Problem to solve: Scan the listing below and copy every line holding "your".

Material for the task:

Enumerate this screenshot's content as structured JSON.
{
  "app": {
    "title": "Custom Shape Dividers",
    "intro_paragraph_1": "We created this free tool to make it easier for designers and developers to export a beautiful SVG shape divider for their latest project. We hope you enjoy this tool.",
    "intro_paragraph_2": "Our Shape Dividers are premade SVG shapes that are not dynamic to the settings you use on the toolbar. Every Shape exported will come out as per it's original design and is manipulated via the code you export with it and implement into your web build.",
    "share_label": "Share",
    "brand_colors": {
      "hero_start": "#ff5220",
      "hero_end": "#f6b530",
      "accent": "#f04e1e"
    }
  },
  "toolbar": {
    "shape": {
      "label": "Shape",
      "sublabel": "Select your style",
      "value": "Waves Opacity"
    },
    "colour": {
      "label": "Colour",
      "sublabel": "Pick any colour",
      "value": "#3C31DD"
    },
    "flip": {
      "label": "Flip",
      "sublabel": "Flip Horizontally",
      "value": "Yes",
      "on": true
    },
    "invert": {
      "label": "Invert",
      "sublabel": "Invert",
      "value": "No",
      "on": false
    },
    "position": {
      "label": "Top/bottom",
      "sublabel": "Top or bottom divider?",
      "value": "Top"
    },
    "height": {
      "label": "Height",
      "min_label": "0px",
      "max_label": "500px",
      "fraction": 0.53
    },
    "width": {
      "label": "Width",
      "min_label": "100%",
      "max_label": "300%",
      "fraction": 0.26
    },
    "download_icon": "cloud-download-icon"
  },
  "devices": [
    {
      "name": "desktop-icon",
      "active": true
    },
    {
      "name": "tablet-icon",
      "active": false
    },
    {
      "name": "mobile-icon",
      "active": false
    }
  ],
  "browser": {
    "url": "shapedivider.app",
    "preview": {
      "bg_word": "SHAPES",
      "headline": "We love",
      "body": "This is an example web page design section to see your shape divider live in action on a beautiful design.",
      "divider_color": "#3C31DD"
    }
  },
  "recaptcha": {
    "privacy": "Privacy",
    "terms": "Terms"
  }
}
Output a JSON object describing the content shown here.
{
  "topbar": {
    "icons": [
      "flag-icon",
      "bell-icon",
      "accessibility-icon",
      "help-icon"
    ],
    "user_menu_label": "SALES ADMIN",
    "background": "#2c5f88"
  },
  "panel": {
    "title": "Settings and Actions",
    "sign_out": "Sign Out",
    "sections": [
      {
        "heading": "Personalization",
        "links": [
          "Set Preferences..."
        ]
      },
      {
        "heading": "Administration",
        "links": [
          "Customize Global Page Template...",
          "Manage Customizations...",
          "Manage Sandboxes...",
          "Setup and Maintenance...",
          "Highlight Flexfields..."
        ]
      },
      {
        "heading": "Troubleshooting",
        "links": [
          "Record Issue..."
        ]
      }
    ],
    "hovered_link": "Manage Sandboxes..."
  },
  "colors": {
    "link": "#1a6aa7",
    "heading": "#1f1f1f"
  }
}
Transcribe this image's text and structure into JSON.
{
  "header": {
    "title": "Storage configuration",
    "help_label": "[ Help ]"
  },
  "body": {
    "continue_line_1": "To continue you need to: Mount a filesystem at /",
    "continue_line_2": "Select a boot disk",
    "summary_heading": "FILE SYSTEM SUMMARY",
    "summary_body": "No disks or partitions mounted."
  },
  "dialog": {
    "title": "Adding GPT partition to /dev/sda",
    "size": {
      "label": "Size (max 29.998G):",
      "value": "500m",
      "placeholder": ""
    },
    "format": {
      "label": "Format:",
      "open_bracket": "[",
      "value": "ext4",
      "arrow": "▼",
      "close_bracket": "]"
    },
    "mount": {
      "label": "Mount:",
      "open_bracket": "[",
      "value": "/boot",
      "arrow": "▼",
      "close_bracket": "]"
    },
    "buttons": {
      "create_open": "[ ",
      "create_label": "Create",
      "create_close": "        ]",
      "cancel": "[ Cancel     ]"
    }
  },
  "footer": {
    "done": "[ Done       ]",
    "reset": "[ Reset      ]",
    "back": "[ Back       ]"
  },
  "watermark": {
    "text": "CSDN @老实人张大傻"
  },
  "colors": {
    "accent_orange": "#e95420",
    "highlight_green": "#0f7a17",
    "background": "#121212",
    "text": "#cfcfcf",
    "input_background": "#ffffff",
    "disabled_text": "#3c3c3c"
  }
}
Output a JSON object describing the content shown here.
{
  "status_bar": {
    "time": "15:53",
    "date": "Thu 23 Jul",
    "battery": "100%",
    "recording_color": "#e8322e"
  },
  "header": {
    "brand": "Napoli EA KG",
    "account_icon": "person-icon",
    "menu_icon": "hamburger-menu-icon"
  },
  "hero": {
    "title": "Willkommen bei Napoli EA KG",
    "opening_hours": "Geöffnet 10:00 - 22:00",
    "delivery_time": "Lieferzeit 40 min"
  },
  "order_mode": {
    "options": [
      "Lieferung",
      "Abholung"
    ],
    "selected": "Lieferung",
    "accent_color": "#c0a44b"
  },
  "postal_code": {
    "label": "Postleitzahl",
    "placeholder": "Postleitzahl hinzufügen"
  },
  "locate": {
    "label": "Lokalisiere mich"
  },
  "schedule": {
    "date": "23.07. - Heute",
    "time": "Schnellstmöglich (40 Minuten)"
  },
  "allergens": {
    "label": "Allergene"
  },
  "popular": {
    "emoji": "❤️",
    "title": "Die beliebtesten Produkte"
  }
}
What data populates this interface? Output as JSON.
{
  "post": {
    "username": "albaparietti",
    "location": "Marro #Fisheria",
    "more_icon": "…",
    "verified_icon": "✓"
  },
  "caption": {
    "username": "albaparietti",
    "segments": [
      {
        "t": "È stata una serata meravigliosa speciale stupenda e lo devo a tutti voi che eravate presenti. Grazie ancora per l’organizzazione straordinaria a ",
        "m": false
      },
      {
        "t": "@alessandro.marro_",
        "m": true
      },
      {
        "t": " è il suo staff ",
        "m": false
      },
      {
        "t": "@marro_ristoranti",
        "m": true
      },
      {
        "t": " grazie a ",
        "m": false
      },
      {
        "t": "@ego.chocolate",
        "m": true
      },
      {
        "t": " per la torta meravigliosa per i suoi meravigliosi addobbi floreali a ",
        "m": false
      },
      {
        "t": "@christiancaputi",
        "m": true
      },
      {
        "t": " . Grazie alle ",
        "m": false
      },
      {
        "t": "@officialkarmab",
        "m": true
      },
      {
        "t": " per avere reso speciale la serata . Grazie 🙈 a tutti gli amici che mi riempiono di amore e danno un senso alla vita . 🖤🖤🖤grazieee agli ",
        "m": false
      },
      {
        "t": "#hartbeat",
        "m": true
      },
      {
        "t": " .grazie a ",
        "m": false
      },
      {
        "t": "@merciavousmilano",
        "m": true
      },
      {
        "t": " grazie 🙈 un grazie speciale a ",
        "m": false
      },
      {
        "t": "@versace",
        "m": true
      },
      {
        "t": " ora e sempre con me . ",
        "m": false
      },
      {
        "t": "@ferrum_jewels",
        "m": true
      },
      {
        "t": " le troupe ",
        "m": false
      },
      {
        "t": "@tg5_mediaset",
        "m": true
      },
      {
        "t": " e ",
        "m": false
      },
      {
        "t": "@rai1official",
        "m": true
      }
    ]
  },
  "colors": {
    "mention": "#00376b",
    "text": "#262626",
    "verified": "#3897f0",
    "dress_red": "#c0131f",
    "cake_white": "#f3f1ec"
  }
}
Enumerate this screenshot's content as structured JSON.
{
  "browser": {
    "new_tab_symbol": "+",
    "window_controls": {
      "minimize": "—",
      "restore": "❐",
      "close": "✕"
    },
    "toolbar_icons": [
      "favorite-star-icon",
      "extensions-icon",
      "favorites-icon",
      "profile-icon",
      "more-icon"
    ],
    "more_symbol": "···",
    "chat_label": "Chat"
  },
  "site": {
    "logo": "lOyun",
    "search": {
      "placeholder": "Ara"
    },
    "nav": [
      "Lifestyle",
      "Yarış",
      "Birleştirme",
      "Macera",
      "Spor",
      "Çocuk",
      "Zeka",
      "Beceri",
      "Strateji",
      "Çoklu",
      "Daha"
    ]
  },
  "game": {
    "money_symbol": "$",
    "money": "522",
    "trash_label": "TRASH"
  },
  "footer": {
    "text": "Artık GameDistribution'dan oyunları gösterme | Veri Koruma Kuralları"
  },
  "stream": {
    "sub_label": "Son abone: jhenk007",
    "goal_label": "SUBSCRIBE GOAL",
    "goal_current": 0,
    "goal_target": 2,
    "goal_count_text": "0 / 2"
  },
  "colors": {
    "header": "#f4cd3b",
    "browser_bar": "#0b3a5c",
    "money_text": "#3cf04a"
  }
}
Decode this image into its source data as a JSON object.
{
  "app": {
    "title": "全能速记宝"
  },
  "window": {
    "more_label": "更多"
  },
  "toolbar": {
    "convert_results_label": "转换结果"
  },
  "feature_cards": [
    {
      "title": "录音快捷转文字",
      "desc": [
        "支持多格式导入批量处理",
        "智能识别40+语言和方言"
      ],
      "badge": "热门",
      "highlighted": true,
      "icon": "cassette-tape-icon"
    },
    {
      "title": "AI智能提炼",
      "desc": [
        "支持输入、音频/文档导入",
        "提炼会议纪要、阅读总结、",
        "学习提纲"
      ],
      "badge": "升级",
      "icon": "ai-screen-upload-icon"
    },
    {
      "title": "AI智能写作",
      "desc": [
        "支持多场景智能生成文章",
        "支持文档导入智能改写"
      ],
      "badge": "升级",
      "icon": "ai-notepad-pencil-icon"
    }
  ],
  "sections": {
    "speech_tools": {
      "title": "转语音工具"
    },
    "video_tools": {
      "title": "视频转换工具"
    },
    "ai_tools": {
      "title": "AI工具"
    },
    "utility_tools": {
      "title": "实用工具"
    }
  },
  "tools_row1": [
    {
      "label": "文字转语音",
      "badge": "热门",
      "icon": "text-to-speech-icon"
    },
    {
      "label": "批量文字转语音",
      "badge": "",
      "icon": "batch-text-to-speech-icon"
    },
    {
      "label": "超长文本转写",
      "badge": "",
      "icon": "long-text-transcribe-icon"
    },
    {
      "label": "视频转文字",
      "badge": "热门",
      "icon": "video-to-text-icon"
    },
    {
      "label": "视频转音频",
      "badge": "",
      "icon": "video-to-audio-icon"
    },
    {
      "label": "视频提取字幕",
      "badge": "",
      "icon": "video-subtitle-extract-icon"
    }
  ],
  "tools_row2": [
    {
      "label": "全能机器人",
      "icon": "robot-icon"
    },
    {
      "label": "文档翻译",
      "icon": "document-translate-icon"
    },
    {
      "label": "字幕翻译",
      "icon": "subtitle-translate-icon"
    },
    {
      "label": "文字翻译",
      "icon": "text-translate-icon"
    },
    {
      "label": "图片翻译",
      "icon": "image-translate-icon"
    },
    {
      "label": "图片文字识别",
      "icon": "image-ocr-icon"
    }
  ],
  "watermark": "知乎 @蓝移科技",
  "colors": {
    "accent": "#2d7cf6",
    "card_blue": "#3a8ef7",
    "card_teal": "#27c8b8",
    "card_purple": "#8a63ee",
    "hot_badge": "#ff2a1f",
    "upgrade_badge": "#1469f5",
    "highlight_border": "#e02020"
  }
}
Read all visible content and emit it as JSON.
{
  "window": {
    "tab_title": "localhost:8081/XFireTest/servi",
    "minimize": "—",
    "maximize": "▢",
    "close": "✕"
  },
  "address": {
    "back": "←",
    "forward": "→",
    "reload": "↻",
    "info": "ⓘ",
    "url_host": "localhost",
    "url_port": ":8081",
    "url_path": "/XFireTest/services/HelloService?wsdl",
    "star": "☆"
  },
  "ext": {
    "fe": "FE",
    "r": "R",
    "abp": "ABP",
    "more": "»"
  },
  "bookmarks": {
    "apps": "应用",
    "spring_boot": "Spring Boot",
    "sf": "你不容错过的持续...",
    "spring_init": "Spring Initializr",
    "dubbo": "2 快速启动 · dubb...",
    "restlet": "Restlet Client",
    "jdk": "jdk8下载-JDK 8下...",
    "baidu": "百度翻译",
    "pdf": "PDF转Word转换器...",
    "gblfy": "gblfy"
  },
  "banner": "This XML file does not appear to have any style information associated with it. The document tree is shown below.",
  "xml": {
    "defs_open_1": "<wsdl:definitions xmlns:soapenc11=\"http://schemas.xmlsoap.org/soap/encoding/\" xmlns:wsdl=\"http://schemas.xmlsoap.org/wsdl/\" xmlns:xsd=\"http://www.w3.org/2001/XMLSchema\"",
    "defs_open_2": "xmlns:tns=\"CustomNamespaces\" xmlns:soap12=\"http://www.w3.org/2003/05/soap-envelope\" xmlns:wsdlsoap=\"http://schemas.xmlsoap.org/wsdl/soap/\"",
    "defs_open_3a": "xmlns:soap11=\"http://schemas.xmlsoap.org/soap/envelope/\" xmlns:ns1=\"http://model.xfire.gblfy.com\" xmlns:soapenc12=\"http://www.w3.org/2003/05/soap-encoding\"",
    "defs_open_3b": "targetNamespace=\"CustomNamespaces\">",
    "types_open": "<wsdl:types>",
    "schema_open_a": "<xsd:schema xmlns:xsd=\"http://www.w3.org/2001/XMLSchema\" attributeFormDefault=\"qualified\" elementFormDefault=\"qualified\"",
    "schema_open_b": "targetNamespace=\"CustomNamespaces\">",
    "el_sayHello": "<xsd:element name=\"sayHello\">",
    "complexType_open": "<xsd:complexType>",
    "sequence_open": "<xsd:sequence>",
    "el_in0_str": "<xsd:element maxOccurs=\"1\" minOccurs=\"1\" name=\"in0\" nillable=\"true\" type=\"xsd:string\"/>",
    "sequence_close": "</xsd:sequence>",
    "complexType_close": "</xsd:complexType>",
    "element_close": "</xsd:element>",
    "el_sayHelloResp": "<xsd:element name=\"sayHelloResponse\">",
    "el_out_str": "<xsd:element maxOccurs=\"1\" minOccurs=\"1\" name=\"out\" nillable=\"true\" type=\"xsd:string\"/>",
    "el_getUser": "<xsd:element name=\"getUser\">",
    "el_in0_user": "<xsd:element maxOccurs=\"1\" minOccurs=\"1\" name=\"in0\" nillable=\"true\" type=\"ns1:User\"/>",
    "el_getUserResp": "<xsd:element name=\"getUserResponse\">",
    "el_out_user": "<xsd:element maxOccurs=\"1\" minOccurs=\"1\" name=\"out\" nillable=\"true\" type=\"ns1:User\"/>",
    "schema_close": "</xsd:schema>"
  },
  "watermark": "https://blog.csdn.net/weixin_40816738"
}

Solution to the exercise:
    "intro_paragraph_2": "Our Shape Dividers are premade SVG shapes that are not dynamic to the settings you use on the toolbar. Every Shape exported will come out as per it's original design and is manipulated via the code you export with it and implement into your web build.",
      "sublabel": "Select your style",
      "body": "This is an example web page design section to see your shape divider live in action on a beautiful design.",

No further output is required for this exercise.